*** Input rows

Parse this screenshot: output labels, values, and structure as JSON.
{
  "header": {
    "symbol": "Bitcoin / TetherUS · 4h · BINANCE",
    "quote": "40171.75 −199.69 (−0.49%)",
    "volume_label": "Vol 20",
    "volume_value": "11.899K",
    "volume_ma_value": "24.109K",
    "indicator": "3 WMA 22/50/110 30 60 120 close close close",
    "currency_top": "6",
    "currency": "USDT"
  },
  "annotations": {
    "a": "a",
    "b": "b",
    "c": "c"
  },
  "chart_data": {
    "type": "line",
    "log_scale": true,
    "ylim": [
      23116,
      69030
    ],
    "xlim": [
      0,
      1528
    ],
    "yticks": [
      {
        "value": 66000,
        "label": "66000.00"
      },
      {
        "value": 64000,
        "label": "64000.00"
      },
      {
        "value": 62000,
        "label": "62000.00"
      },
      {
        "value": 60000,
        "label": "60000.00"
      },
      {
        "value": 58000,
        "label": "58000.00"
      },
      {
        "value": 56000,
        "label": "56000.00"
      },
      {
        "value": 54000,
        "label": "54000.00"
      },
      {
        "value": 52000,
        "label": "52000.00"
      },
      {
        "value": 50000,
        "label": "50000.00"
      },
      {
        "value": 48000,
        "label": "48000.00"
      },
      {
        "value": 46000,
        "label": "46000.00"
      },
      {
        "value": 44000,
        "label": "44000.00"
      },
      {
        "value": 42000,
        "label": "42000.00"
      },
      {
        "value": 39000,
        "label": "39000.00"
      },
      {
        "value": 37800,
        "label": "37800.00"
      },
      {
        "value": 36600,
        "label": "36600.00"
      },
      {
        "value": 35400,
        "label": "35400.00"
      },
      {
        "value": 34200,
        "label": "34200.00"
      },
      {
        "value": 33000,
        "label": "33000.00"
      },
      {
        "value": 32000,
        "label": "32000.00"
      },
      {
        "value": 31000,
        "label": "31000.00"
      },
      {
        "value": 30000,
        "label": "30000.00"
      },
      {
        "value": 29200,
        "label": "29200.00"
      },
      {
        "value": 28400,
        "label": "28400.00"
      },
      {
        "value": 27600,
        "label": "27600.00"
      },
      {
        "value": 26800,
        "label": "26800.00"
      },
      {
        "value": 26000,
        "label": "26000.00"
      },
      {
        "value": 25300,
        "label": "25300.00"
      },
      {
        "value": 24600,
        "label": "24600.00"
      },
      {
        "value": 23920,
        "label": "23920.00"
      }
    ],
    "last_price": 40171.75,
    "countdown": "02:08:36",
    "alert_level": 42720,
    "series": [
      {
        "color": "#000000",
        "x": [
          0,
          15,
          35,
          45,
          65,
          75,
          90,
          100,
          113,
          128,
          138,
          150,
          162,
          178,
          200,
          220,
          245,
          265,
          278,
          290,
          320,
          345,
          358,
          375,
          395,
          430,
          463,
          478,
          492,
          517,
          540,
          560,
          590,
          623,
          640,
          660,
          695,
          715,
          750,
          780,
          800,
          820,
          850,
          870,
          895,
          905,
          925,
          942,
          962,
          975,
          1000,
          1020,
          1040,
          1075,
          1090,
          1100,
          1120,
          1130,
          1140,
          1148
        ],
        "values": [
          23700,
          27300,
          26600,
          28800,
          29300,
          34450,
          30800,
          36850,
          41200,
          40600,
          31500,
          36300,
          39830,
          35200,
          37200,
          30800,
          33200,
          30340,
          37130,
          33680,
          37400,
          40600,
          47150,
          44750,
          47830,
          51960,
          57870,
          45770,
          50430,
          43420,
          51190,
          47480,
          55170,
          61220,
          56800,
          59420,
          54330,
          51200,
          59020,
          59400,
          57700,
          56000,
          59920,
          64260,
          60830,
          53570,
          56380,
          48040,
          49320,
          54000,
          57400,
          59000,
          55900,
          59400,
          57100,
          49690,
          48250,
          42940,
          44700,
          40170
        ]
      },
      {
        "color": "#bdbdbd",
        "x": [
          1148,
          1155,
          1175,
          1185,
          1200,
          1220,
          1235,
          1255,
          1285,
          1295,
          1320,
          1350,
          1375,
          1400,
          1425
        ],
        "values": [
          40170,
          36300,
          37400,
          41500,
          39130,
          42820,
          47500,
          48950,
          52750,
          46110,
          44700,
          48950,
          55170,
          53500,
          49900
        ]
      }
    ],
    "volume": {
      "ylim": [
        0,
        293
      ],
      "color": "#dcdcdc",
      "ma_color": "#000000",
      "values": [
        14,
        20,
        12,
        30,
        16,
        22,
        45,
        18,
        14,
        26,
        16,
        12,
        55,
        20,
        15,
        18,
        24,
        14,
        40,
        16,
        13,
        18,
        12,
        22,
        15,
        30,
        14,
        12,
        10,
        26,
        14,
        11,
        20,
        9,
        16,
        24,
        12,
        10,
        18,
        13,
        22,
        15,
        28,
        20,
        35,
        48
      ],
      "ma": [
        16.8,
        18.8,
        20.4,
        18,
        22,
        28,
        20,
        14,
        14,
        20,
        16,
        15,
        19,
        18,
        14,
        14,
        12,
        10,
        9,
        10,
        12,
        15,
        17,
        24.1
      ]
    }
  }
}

******

• What is required:
Transcribe all of the material exactly. Omit nothing.

• Solved exercise:
Parse this screenshot: output labels, values, and structure as JSON.
{
  "header": {
    "symbol": "Bitcoin / TetherUS · 4h · BINANCE",
    "quote": "40171.75 −199.69 (−0.49%)",
    "volume_label": "Vol 20",
    "volume_value": "11.899K",
    "volume_ma_value": "24.109K",
    "indicator": "3 WMA 22/50/110 30 60 120 close close close",
    "currency_top": "6",
    "currency": "USDT"
  },
  "annotations": {
    "a": "a",
    "b": "b",
    "c": "c"
  },
  "chart_data": {
    "type": "line",
    "log_scale": true,
    "ylim": [
      23116,
      69030
    ],
    "xlim": [
      0,
      1528
    ],
    "yticks": [
      {
        "value": 66000,
        "label": "66000.00"
      },
      {
        "value": 64000,
        "label": "64000.00"
      },
      {
        "value": 62000,
        "label": "62000.00"
      },
      {
        "value": 60000,
        "label": "60000.00"
      },
      {
        "value": 58000,
        "label": "58000.00"
      },
      {
        "value": 56000,
        "label": "56000.00"
      },
      {
        "value": 54000,
        "label": "54000.00"
      },
      {
        "value": 52000,
        "label": "52000.00"
      },
      {
        "value": 50000,
        "label": "50000.00"
      },
      {
        "value": 48000,
        "label": "48000.00"
      },
      {
        "value": 46000,
        "label": "46000.00"
      },
      {
        "value": 44000,
        "label": "44000.00"
      },
      {
        "value": 42000,
        "label": "42000.00"
      },
      {
        "value": 39000,
        "label": "39000.00"
      },
      {
        "value": 37800,
        "label": "37800.00"
      },
      {
        "value": 36600,
        "label": "36600.00"
      },
      {
        "value": 35400,
        "label": "35400.00"
      },
      {
        "value": 34200,
        "label": "34200.00"
      },
      {
        "value": 33000,
        "label": "33000.00"
      },
      {
        "value": 32000,
        "label": "32000.00"
      },
      {
        "value": 31000,
        "label": "31000.00"
      },
      {
        "value": 30000,
        "label": "30000.00"
      },
      {
        "value": 29200,
        "label": "29200.00"
      },
      {
        "value": 28400,
        "label": "28400.00"
      },
      {
        "value": 27600,
        "label": "27600.00"
      },
      {
        "value": 26800,
        "label": "26800.00"
      },
      {
        "value": 26000,
        "label": "26000.00"
      },
      {
        "value": 25300,
        "label": "25300.00"
      },
      {
        "value": 24600,
        "label": "24600.00"
      },
      {
        "value": 23920,
        "label": "23920.00"
      }
    ],
    "last_price": 40171.75,
    "countdown": "02:08:36",
    "alert_level": 42720,
    "series": [
      {
        "color": "#000000",
        "x": [
          0,
          15,
          35,
          45,
          65,
          75,
          90,
          100,
          113,
          128,
          138,
          150,
          162,
          178,
          200,
          220,
          245,
          265,
          278,
          290,
          320,
          345,
          358,
          375,
          395,
          430,
          463,
          478,
          492,
          517,
          540,
          560,
          590,
          623,
          640,
          660,
          695,
          715,
          750,
          780,
          800,
          820,
          850,
          870,
          895,
          905,
          925,
          942,
          962,
          975,
          1000,
          1020,
          1040,
          1075,
          1090,
          1100,
          1120,
          1130,
          1140,
          1148
        ],
        "values": [
          23700,
          27300,
          26600,
          28800,
          29300,
          34450,
          30800,
          36850,
          41200,
          40600,
          31500,
          36300,
          39830,
          35200,
          37200,
          30800,
          33200,
          30340,
          37130,
          33680,
          37400,
          40600,
          47150,
          44750,
          47830,
          51960,
          57870,
          45770,
          50430,
          43420,
          51190,
          47480,
          55170,
          61220,
          56800,
          59420,
          54330,
          51200,
          59020,
          59400,
          57700,
          56000,
          59920,
          64260,
          60830,
          53570,
          56380,
          48040,
          49320,
          54000,
          57400,
          59000,
          55900,
          59400,
          57100,
          49690,
          48250,
          42940,
          44700,
          40170
        ]
      },
      {
        "color": "#bdbdbd",
        "x": [
          1148,
          1155,
          1175,
          1185,
          1200,
          1220,
          1235,
          1255,
          1285,
          1295,
          1320,
          1350,
          1375,
          1400,
          1425
        ],
        "values": [
          40170,
          36300,
          37400,
          41500,
          39130,
          42820,
          47500,
          48950,
          52750,
          46110,
          44700,
          48950,
          55170,
          53500,
          49900
        ]
      }
    ],
    "volume": {
      "ylim": [
        0,
        293
      ],
      "color": "#dcdcdc",
      "ma_color": "#000000",
      "values": [
        14,
        20,
        12,
        30,
        16,
        22,
        45,
        18,
        14,
        26,
        16,
        12,
        55,
        20,
        15,
        18,
        24,
        14,
        40,
        16,
        13,
        18,
        12,
        22,
        15,
        30,
        14,
        12,
        10,
        26,
        14,
        11,
        20,
        9,
        16,
        24,
        12,
        10,
        18,
        13,
        22,
        15,
        28,
        20,
        35,
        48
      ],
      "ma": [
        16.8,
        18.8,
        20.4,
        18,
        22,
        28,
        20,
        14,
        14,
        20,
        16,
        15,
        19,
        18,
        14,
        14,
        12,
        10,
        9,
        10,
        12,
        15,
        17,
        24.1
      ]
    }
  }
}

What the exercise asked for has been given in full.